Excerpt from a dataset

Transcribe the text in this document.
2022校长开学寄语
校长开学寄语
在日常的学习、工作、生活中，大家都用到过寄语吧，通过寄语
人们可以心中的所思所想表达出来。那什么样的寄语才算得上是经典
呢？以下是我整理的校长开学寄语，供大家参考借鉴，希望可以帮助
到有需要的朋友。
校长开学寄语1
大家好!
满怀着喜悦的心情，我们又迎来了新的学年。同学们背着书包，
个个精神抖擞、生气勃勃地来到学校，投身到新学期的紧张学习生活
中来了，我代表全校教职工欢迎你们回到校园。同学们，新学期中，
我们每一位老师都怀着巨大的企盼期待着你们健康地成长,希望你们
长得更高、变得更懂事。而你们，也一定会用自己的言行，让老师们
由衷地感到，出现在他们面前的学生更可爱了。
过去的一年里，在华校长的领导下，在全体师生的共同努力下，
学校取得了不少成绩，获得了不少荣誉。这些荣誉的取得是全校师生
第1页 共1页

### Exercise
Take the material above and return all of it exactly.

### Result
Transcribe the text in this document.
2022校长开学寄语
校长开学寄语
在日常的学习、工作、生活中，大家都用到过寄语吧，通过寄语
人们可以心中的所思所想表达出来。那什么样的寄语才算得上是经典
呢？以下是我整理的校长开学寄语，供大家参考借鉴，希望可以帮助
到有需要的朋友。
校长开学寄语1
大家好!
满怀着喜悦的心情，我们又迎来了新的学年。同学们背着书包，
个个精神抖擞、生气勃勃地来到学校，投身到新学期的紧张学习生活
中来了，我代表全校教职工欢迎你们回到校园。同学们，新学期中，
我们每一位老师都怀着巨大的企盼期待着你们健康地成长,希望你们
长得更高、变得更懂事。而你们，也一定会用自己的言行，让老师们
由衷地感到，出现在他们面前的学生更可爱了。
过去的一年里，在华校长的领导下，在全体师生的共同努力下，
学校取得了不少成绩，获得了不少荣誉。这些荣誉的取得是全校师生
第1页 共1页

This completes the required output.